(Extracted data entries)
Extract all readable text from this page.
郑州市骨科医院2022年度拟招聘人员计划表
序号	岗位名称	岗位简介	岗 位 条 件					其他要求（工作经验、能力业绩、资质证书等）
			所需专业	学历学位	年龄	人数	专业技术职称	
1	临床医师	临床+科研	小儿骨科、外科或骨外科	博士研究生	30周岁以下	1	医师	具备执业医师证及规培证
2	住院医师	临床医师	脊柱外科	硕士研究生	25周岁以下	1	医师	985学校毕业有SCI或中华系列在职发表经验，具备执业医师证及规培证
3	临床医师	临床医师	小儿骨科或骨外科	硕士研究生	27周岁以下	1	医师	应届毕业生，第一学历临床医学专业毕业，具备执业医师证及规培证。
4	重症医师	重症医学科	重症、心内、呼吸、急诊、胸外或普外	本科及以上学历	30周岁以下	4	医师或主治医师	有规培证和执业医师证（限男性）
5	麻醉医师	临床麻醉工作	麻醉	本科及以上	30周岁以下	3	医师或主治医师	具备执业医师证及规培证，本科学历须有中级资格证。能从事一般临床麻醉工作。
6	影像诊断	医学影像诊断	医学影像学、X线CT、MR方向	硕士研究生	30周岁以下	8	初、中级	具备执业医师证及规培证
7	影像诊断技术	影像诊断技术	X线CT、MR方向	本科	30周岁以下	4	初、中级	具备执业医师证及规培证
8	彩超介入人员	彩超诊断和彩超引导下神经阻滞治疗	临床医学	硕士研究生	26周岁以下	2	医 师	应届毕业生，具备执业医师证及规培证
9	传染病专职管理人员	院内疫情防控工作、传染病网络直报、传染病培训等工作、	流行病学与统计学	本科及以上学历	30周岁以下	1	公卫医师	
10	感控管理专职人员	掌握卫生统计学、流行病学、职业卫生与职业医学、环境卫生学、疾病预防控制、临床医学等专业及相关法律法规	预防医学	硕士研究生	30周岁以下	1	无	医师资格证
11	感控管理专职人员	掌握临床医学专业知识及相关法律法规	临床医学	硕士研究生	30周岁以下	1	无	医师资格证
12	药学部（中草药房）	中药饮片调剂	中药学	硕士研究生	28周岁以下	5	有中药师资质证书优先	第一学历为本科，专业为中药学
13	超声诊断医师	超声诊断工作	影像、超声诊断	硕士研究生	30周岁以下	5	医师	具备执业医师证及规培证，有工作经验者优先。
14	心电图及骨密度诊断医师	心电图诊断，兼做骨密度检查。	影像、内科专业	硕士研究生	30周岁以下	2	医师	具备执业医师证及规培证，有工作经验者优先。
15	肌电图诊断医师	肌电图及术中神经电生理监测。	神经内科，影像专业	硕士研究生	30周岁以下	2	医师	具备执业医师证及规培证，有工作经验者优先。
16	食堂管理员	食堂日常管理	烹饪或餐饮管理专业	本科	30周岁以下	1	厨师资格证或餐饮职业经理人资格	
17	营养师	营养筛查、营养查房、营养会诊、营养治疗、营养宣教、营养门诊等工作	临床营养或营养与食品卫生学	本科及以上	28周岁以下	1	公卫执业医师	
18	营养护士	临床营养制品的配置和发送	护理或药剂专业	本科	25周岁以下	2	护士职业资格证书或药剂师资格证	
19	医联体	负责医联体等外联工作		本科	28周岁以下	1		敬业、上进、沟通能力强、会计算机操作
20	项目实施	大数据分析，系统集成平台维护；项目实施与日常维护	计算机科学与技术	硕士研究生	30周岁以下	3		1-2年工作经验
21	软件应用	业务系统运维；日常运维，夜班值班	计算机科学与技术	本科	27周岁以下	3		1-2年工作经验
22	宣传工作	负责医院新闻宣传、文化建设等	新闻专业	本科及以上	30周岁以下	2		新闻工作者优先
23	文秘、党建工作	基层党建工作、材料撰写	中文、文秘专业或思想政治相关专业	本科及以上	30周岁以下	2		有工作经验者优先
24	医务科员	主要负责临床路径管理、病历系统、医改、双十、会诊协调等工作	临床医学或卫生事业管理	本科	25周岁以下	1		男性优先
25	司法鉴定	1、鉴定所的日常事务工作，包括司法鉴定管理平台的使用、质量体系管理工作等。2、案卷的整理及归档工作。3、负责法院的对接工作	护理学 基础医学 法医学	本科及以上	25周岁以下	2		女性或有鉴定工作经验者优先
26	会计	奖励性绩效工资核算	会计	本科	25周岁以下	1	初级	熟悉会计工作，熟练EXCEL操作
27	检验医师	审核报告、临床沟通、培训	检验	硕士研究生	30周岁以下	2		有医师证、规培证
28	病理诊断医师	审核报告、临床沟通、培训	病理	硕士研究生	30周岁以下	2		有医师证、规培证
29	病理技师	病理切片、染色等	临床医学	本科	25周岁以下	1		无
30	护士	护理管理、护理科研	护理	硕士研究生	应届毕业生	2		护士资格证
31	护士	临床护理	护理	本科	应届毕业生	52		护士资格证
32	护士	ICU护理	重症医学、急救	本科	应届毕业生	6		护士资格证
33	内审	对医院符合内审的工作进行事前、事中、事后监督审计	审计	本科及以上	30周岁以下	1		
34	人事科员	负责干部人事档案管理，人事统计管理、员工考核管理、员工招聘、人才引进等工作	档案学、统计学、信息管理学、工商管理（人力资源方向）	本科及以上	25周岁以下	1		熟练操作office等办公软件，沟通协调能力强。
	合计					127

__GIVEN EXERCISE__: How many lines in the listing contain "MR方向"? Answer with the number alone.

__REPLY__: 2